GOAL
Below is a listing to write out in full, exactly as given, without its pictures.

-------- DATA FOR THIS EXERCISE

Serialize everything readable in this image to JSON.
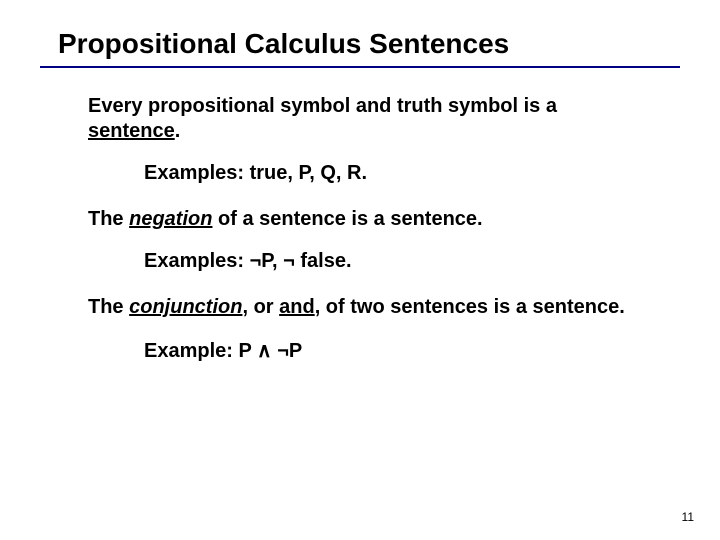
{
  "title": "Propositional Calculus Sentences",
  "rule_color": "#000080",
  "content": {
    "p1_a": "Every propositional symbol and truth symbol is a ",
    "p1_b": "sentence",
    "p1_c": ".",
    "ex1": "Examples: true, P, Q, R.",
    "p2_a": "The ",
    "p2_b": "negation",
    "p2_c": " of a sentence is a sentence.",
    "ex2": "Examples: ¬P, ¬ false.",
    "p3_a": "The ",
    "p3_b": "conjunction",
    "p3_c": ", or ",
    "p3_d": "and",
    "p3_e": ", of two sentences is a sentence.",
    "ex3": "Example: P ∧ ¬P"
  },
  "page_number": "11",
  "font_sizes": {
    "title": 28,
    "body": 20,
    "pagenum": 12
  },
  "colors": {
    "text": "#000000",
    "background": "#ffffff",
    "rule": "#000080"
  }
}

----------------

WRITTEN REPLY
Serialize everything readable in this image to JSON.
{
  "title": "Propositional Calculus Sentences",
  "rule_color": "#000080",
  "content": {
    "p1_a": "Every propositional symbol and truth symbol is a ",
    "p1_b": "sentence",
    "p1_c": ".",
    "ex1": "Examples: true, P, Q, R.",
    "p2_a": "The ",
    "p2_b": "negation",
    "p2_c": " of a sentence is a sentence.",
    "ex2": "Examples: ¬P, ¬ false.",
    "p3_a": "The ",
    "p3_b": "conjunction",
    "p3_c": ", or ",
    "p3_d": "and",
    "p3_e": ", of two sentences is a sentence.",
    "ex3": "Example: P ∧ ¬P"
  },
  "page_number": "11",
  "font_sizes": {
    "title": 28,
    "body": 20,
    "pagenum": 12
  },
  "colors": {
    "text": "#000000",
    "background": "#ffffff",
    "rule": "#000080"
  }
}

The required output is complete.